Dall’aglio la risposta al trattamento dei batteri più resistenti

Un composto presente nel vegetale utilizzato in cucina può neutralizzare i batteri resistenti bloccando il sistema di comunicazione da essi utilizzato, in particolare se utilizzato in combinazione con antibiotici che non hanno alcun effetto sui batteri. 

Lo studio

Una speranza nel trattamento delle infezioni batteriche, che a causa dell’abuso di antibiotici possono divenire difficili – se non impossibili – da curare, arriva da un semplice bulbo noto per il suo utilizzo in cucina: l’aglio.


  La pianta di aglio che produce questi bulbi impiegati anche per il controllo della pressione sanguigna, avrebbe dunque anche proprietà antibiotiche piuttosto marcate; tanto che
uno studio svedese dell’Università di Copenaghen ha trovato in un composto chiamato “ajoene” un potenziale avversario dei batteri – anche quelli più agguerriti.

## ESTRATTI DEI DATI:
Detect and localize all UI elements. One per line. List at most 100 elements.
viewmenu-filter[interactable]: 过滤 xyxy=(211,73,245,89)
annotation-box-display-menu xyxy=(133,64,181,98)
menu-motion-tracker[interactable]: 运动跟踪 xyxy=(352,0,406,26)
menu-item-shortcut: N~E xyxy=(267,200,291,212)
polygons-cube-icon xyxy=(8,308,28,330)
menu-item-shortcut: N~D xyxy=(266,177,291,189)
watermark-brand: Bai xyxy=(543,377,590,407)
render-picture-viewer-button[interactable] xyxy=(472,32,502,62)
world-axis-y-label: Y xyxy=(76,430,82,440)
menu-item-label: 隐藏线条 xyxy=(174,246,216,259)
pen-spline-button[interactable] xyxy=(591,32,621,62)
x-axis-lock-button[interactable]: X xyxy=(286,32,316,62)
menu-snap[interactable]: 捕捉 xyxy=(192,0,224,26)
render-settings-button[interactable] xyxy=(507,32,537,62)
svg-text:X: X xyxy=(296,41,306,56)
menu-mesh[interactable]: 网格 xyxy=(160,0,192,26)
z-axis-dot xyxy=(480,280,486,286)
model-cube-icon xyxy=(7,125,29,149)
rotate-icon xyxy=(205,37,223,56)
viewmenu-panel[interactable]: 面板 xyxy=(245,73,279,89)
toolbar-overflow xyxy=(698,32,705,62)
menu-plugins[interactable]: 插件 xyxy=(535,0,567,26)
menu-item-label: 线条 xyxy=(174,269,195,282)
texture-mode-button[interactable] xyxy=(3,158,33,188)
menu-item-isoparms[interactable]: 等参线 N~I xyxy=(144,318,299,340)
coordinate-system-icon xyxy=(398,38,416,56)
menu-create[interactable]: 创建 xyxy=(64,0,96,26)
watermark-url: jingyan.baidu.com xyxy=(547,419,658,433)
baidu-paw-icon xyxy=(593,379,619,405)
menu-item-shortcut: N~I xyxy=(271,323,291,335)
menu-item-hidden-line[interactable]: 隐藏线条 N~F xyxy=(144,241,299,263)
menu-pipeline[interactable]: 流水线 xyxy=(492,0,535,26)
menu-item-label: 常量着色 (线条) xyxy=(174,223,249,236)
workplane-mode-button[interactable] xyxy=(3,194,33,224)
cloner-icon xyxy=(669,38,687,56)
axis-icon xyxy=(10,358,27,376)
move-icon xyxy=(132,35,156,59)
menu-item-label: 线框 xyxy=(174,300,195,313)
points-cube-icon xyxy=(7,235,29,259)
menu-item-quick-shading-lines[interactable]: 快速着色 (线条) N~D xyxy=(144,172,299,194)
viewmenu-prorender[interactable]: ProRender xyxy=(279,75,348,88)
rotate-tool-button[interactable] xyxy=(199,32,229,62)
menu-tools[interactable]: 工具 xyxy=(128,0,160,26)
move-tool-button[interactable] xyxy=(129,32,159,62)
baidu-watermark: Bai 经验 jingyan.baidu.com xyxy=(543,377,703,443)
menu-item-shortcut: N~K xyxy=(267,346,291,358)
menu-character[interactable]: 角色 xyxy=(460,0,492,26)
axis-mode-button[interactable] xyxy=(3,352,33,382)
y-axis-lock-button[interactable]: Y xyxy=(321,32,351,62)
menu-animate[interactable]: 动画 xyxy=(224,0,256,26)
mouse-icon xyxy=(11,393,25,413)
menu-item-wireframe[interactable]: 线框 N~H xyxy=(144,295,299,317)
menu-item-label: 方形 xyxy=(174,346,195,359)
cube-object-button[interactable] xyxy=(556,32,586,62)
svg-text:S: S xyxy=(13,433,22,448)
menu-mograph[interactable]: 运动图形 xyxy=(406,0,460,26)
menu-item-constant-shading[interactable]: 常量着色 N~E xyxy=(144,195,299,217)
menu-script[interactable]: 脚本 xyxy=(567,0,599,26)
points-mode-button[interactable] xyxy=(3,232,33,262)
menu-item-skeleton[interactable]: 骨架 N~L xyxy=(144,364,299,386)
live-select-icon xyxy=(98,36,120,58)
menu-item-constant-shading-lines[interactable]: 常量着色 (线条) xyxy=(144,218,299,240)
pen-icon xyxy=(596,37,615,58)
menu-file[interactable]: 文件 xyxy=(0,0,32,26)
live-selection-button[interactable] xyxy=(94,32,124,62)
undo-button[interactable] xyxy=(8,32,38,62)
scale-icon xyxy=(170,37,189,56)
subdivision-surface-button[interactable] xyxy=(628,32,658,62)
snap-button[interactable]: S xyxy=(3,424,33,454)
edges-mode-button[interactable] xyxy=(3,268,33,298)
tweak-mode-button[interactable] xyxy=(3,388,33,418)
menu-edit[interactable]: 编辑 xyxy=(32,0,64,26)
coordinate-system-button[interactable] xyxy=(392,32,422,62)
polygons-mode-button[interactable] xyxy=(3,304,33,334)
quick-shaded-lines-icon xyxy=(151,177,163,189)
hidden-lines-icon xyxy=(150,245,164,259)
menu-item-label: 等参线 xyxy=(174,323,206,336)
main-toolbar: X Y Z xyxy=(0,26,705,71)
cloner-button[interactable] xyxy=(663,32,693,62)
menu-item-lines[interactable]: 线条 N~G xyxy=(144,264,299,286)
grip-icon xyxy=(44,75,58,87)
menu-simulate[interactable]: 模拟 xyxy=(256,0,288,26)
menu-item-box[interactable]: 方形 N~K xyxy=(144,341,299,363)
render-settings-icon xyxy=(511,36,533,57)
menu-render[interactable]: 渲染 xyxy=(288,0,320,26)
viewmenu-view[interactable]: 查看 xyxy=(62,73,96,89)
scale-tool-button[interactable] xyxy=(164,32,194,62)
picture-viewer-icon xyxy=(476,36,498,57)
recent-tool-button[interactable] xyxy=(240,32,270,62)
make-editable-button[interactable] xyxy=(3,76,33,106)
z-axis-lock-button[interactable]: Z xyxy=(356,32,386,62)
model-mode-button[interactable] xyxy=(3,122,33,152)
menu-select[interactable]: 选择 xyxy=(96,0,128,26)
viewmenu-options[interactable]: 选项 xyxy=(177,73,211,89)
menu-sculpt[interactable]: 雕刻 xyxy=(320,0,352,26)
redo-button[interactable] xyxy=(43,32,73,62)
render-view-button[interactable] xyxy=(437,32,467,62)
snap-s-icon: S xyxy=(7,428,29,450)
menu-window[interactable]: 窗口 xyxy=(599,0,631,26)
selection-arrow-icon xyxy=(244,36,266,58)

## DESCRIZIONE DEL COMPITO:
Perché, secondo il testo sull'aglio, le infezioni batteriche possono diventare difficili da curare?

## RISPOSTA:
A causa dell'abuso di antibiotici, le infezioni batteriche possono diventare difficili, se non impossibili, da curare.